» THE TASK
Pick every line from the data that holds the word "want".

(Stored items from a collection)

** START **

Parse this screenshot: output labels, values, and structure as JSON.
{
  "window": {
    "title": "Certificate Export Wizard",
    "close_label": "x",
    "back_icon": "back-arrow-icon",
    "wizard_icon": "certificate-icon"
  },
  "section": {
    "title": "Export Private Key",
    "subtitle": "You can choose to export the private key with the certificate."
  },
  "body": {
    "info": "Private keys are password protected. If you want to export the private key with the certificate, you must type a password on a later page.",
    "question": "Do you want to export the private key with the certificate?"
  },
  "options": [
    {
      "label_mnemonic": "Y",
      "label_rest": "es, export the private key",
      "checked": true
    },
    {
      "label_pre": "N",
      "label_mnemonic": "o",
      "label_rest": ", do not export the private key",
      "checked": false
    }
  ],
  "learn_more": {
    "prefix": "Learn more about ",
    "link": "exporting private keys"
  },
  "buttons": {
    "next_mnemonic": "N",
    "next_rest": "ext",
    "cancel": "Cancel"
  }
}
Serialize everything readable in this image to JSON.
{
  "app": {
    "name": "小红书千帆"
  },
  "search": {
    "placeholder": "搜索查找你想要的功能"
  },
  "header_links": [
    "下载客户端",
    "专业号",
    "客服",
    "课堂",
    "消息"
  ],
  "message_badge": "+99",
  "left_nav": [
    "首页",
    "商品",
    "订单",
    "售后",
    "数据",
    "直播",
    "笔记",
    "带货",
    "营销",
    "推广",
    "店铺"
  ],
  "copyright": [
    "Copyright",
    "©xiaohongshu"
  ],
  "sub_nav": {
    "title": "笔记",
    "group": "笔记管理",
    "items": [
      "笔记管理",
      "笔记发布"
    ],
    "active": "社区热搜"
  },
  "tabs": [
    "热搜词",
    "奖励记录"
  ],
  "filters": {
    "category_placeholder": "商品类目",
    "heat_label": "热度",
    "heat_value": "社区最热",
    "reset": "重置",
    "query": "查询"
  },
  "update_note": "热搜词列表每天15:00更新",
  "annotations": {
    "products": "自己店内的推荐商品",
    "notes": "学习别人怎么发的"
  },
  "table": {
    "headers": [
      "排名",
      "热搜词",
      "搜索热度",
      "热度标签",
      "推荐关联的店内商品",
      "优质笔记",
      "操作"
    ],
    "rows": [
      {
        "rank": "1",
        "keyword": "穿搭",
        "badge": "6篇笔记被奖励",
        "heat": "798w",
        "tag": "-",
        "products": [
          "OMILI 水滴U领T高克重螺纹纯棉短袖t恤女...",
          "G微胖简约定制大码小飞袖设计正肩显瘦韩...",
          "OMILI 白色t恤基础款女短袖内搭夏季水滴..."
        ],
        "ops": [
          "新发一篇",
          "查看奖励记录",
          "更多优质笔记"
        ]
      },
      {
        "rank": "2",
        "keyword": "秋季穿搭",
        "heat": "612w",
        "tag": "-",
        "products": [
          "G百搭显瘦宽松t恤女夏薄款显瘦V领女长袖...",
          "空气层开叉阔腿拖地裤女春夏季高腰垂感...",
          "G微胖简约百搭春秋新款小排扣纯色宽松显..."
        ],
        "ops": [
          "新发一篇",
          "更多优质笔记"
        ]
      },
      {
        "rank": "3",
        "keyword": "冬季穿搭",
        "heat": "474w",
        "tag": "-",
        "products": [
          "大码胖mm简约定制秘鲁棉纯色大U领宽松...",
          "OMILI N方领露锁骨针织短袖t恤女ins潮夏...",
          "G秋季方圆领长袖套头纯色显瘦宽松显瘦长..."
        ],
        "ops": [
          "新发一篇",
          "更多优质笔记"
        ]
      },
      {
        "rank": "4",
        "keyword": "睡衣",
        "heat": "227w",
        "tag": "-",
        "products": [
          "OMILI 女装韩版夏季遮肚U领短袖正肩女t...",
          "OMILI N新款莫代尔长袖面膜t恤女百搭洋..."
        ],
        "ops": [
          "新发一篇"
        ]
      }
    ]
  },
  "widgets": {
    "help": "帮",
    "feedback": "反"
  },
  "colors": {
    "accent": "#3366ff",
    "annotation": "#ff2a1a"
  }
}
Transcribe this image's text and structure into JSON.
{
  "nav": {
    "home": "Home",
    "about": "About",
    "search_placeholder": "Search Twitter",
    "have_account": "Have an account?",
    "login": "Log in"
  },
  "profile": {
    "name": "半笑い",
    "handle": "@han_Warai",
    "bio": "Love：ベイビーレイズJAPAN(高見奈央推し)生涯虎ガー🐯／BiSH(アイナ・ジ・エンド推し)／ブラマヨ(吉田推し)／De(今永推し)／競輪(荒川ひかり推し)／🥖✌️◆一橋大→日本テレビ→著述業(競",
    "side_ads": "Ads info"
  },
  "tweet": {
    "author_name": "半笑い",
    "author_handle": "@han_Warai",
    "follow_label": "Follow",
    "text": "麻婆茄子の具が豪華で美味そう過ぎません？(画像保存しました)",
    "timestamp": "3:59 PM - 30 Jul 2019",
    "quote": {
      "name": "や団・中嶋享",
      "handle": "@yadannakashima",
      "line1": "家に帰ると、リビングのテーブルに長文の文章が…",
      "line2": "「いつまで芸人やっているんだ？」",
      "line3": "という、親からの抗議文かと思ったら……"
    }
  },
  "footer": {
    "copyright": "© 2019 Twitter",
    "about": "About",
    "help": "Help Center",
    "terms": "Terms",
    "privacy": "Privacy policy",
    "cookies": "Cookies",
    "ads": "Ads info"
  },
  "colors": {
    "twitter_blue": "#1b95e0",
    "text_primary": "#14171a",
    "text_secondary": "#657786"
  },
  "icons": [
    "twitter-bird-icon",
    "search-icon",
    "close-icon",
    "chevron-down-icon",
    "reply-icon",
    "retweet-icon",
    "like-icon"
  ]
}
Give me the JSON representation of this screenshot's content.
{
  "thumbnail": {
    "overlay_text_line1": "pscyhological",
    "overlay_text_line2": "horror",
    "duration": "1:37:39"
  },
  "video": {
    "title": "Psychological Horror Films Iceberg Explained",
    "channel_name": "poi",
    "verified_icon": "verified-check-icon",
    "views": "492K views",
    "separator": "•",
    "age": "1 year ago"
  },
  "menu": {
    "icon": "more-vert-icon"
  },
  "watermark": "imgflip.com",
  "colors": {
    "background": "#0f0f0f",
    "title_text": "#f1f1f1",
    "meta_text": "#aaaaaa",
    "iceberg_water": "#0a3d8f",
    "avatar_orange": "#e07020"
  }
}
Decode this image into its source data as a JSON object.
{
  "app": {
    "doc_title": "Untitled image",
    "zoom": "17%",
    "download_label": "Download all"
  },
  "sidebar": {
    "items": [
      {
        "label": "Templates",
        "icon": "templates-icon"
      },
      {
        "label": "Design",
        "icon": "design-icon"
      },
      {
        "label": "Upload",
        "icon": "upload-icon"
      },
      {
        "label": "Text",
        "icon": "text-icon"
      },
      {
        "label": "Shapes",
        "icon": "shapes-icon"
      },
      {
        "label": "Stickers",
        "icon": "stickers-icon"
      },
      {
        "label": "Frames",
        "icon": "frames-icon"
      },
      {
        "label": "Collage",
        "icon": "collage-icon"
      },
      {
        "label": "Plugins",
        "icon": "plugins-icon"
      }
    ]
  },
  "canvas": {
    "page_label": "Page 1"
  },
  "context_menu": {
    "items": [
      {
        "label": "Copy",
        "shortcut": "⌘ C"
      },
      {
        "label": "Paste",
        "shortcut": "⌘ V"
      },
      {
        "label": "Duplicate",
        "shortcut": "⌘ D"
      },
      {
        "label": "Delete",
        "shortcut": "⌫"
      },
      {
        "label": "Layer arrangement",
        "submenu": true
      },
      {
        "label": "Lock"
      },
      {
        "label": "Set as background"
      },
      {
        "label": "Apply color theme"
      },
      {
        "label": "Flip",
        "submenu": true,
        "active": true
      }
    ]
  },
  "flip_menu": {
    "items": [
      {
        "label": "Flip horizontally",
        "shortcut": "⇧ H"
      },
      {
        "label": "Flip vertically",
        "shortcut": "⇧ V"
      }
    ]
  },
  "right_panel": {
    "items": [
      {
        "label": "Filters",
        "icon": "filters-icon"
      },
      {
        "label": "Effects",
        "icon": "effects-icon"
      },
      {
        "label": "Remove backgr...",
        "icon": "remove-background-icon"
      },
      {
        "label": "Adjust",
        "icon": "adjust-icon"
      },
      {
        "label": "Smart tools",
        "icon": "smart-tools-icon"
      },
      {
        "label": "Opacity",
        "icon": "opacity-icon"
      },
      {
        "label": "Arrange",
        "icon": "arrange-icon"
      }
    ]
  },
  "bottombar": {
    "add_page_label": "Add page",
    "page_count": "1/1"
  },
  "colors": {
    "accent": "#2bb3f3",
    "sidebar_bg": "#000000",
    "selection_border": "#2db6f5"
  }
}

** END **

» RESULT
    "info": "Private keys are password protected. If you want to export the private key with the certificate, you must type a password on a later page.",
    "question": "Do you want to export the private key with the certificate?"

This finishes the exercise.